:: Work to be completed ::
Show every line below where "ylabel" can be found.

BEGIN Data for this exercise

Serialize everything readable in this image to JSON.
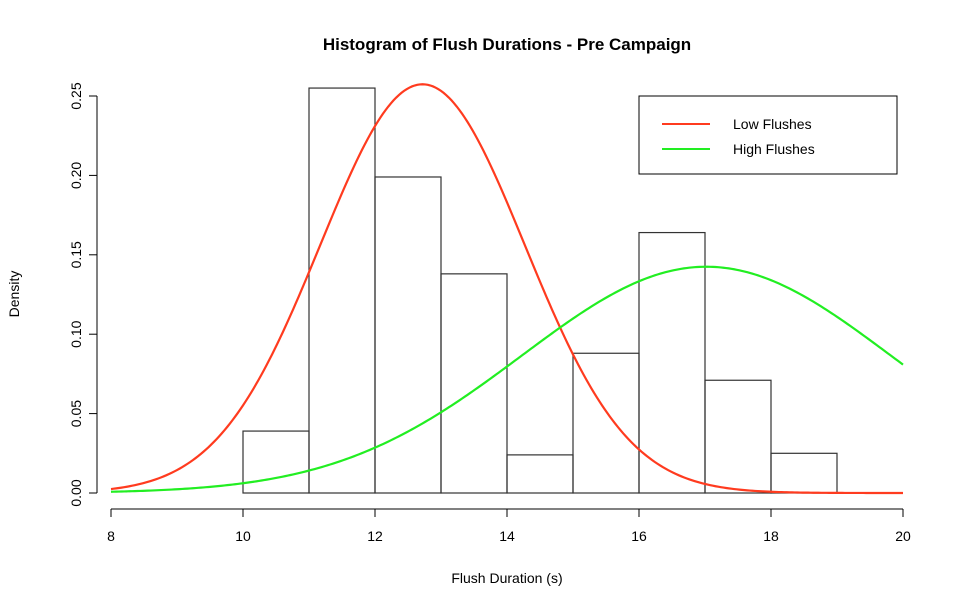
{
  "chart_data": {
    "type": "bar",
    "title": "Histogram of Flush Durations - Pre Campaign",
    "xlabel": "Flush Duration (s)",
    "ylabel": "Density",
    "xlim": [
      8,
      20
    ],
    "ylim": [
      0,
      0.25
    ],
    "x_ticks": [
      "8",
      "10",
      "12",
      "14",
      "16",
      "18",
      "20"
    ],
    "y_ticks": [
      "0.00",
      "0.05",
      "0.10",
      "0.15",
      "0.20",
      "0.25"
    ],
    "grid": false,
    "bins": [
      {
        "start": 10,
        "end": 11,
        "density": 0.039
      },
      {
        "start": 11,
        "end": 12,
        "density": 0.255
      },
      {
        "start": 12,
        "end": 13,
        "density": 0.199
      },
      {
        "start": 13,
        "end": 14,
        "density": 0.138
      },
      {
        "start": 14,
        "end": 15,
        "density": 0.024
      },
      {
        "start": 15,
        "end": 16,
        "density": 0.088
      },
      {
        "start": 16,
        "end": 17,
        "density": 0.164
      },
      {
        "start": 17,
        "end": 18,
        "density": 0.071
      },
      {
        "start": 18,
        "end": 19,
        "density": 0.025
      }
    ],
    "series": [
      {
        "name": "Low Flushes",
        "type": "normal_density",
        "mean": 12.72,
        "sd": 1.55,
        "color": "#ff3b1f"
      },
      {
        "name": "High Flushes",
        "type": "normal_density",
        "mean": 17.02,
        "sd": 2.8,
        "color": "#22ee22"
      }
    ],
    "legend_position": "top-right"
  }
}
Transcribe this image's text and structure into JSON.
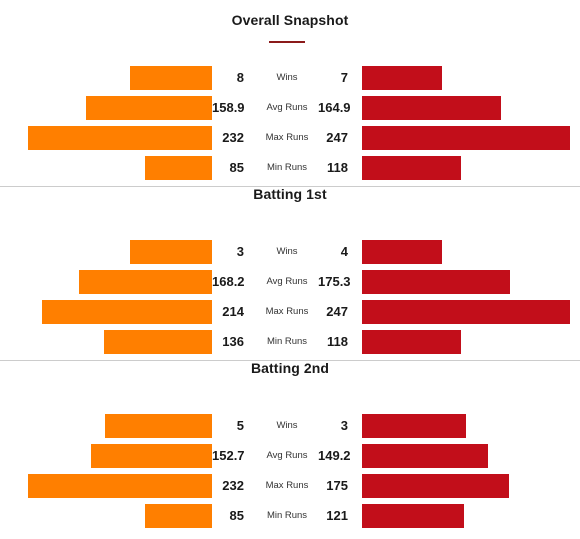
{
  "colors": {
    "team_left": "#ff7f00",
    "team_right": "#c20e1a",
    "accent_underline": "#8b1a1a"
  },
  "scale_max_runs": 247,
  "sections": [
    {
      "title": "Overall Snapshot",
      "rows": [
        {
          "label": "Wins",
          "left": "8",
          "right": "7",
          "left_frac": 0.42,
          "right_frac": 0.385
        },
        {
          "label": "Avg Runs",
          "left": "158.9",
          "right": "164.9",
          "left_frac": 0.643,
          "right_frac": 0.667
        },
        {
          "label": "Max Runs",
          "left": "232",
          "right": "247",
          "left_frac": 0.939,
          "right_frac": 1.0
        },
        {
          "label": "Min Runs",
          "left": "85",
          "right": "118",
          "left_frac": 0.344,
          "right_frac": 0.478
        }
      ]
    },
    {
      "title": "Batting 1st",
      "rows": [
        {
          "label": "Wins",
          "left": "3",
          "right": "4",
          "left_frac": 0.42,
          "right_frac": 0.385
        },
        {
          "label": "Avg Runs",
          "left": "168.2",
          "right": "175.3",
          "left_frac": 0.681,
          "right_frac": 0.71
        },
        {
          "label": "Max Runs",
          "left": "214",
          "right": "247",
          "left_frac": 0.866,
          "right_frac": 1.0
        },
        {
          "label": "Min Runs",
          "left": "136",
          "right": "118",
          "left_frac": 0.551,
          "right_frac": 0.478
        }
      ]
    },
    {
      "title": "Batting 2nd",
      "rows": [
        {
          "label": "Wins",
          "left": "5",
          "right": "3",
          "left_frac": 0.545,
          "right_frac": 0.5
        },
        {
          "label": "Avg Runs",
          "left": "152.7",
          "right": "149.2",
          "left_frac": 0.618,
          "right_frac": 0.604
        },
        {
          "label": "Max Runs",
          "left": "232",
          "right": "175",
          "left_frac": 0.939,
          "right_frac": 0.709
        },
        {
          "label": "Min Runs",
          "left": "85",
          "right": "121",
          "left_frac": 0.344,
          "right_frac": 0.49
        }
      ]
    }
  ]
}
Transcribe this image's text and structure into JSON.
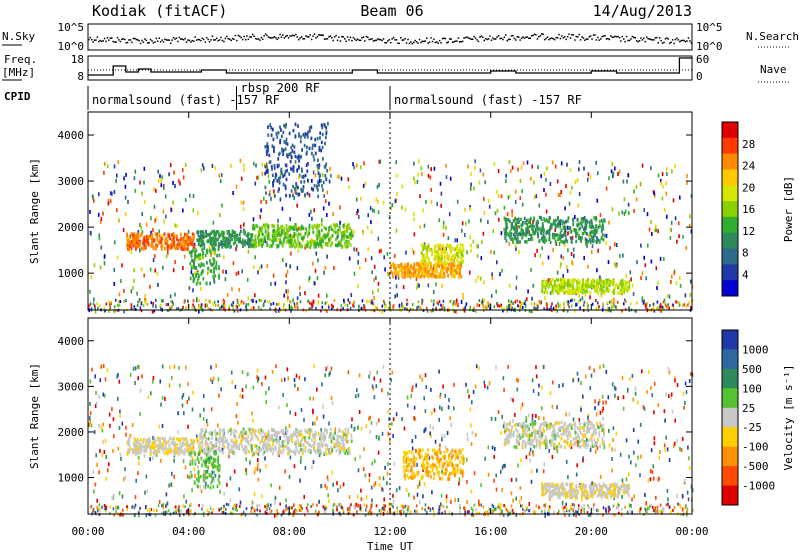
{
  "header": {
    "site": "Kodiak (fitACF)",
    "beam": "Beam 06",
    "date": "14/Aug/2013"
  },
  "noise_panel": {
    "left_label": "N.Sky",
    "right_label": "N.Search",
    "left_ticks": [
      "10^5",
      "10^0"
    ],
    "right_ticks": [
      "10^5",
      "10^0"
    ]
  },
  "freq_panel": {
    "left_label_1": "Freq.",
    "left_label_2": "[MHz]",
    "right_label": "Nave",
    "left_ticks": [
      "18",
      "8"
    ],
    "right_ticks": [
      "60",
      "0"
    ]
  },
  "cpid_panel": {
    "label": "CPID",
    "segments": [
      {
        "text": "normalsound (fast) -157 RF",
        "start_hour": 0.0
      },
      {
        "text": "rbsp 200 RF",
        "start_hour": 5.9
      },
      {
        "text": "normalsound (fast) -157 RF",
        "start_hour": 12.0
      }
    ]
  },
  "power_colorbar": {
    "title": "Power [dB]",
    "ticks": [
      "28",
      "24",
      "20",
      "16",
      "12",
      "8",
      "4"
    ],
    "colors": [
      "#e00000",
      "#ff3a00",
      "#ff8a00",
      "#ffc800",
      "#d6e600",
      "#8ad000",
      "#2fae2f",
      "#2e8a5a",
      "#2e6a8a",
      "#1f3aa8",
      "#0000d0"
    ]
  },
  "velocity_colorbar": {
    "title": "Velocity [m s⁻¹]",
    "ticks": [
      "1000",
      "500",
      "100",
      "25",
      "-25",
      "-100",
      "-500",
      "-1000"
    ],
    "colors": [
      "#1f3aa8",
      "#2e6aa0",
      "#2e8a5a",
      "#56c232",
      "#c8c8c8",
      "#ffd000",
      "#ff9000",
      "#ff4a00",
      "#e00000"
    ]
  },
  "chart_data": {
    "type": "heatmap",
    "xlabel": "Time UT",
    "ylabel": "Slant Range [km]",
    "x_ticks": [
      "00:00",
      "04:00",
      "08:00",
      "12:00",
      "16:00",
      "20:00",
      "00:00"
    ],
    "x_range_hours": [
      0,
      24
    ],
    "y_range_km": [
      200,
      4500
    ],
    "y_ticks": [
      1000,
      2000,
      3000,
      4000
    ],
    "panels": [
      {
        "quantity": "Power",
        "units": "dB",
        "scale": [
          0,
          30
        ],
        "features": [
          {
            "t0": 1.5,
            "t1": 4.2,
            "r0": 1550,
            "r1": 1900,
            "value": 24
          },
          {
            "t0": 4.3,
            "t1": 6.5,
            "r0": 1600,
            "r1": 1950,
            "value": 10
          },
          {
            "t0": 6.5,
            "t1": 10.5,
            "r0": 1600,
            "r1": 2100,
            "value": 14
          },
          {
            "t0": 4.0,
            "t1": 5.2,
            "r0": 800,
            "r1": 1600,
            "value": 12
          },
          {
            "t0": 12.0,
            "t1": 14.8,
            "r0": 950,
            "r1": 1250,
            "value": 22
          },
          {
            "t0": 13.2,
            "t1": 14.9,
            "r0": 1250,
            "r1": 1650,
            "value": 18
          },
          {
            "t0": 16.5,
            "t1": 20.5,
            "r0": 1700,
            "r1": 2250,
            "value": 10
          },
          {
            "t0": 18.0,
            "t1": 21.5,
            "r0": 600,
            "r1": 900,
            "value": 16
          },
          {
            "t0": 7.0,
            "t1": 9.5,
            "r0": 2700,
            "r1": 4300,
            "value": 6
          }
        ]
      },
      {
        "quantity": "Velocity",
        "units": "m s-1",
        "scale": [
          -1000,
          1000
        ],
        "features": [
          {
            "t0": 1.5,
            "t1": 4.2,
            "r0": 1550,
            "r1": 1900,
            "value": -60
          },
          {
            "t0": 4.3,
            "t1": 10.5,
            "r0": 1550,
            "r1": 2100,
            "value": 0
          },
          {
            "t0": 4.0,
            "t1": 5.2,
            "r0": 800,
            "r1": 1600,
            "value": 200
          },
          {
            "t0": 12.5,
            "t1": 14.9,
            "r0": 1000,
            "r1": 1650,
            "value": -300
          },
          {
            "t0": 16.5,
            "t1": 20.5,
            "r0": 1700,
            "r1": 2250,
            "value": 0
          },
          {
            "t0": 18.0,
            "t1": 21.5,
            "r0": 600,
            "r1": 900,
            "value": -50
          }
        ]
      }
    ]
  }
}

END Data for this exercise

:: Expected output ::
    "ylabel": "Density",
    "ylabel": "Slant Range [km]",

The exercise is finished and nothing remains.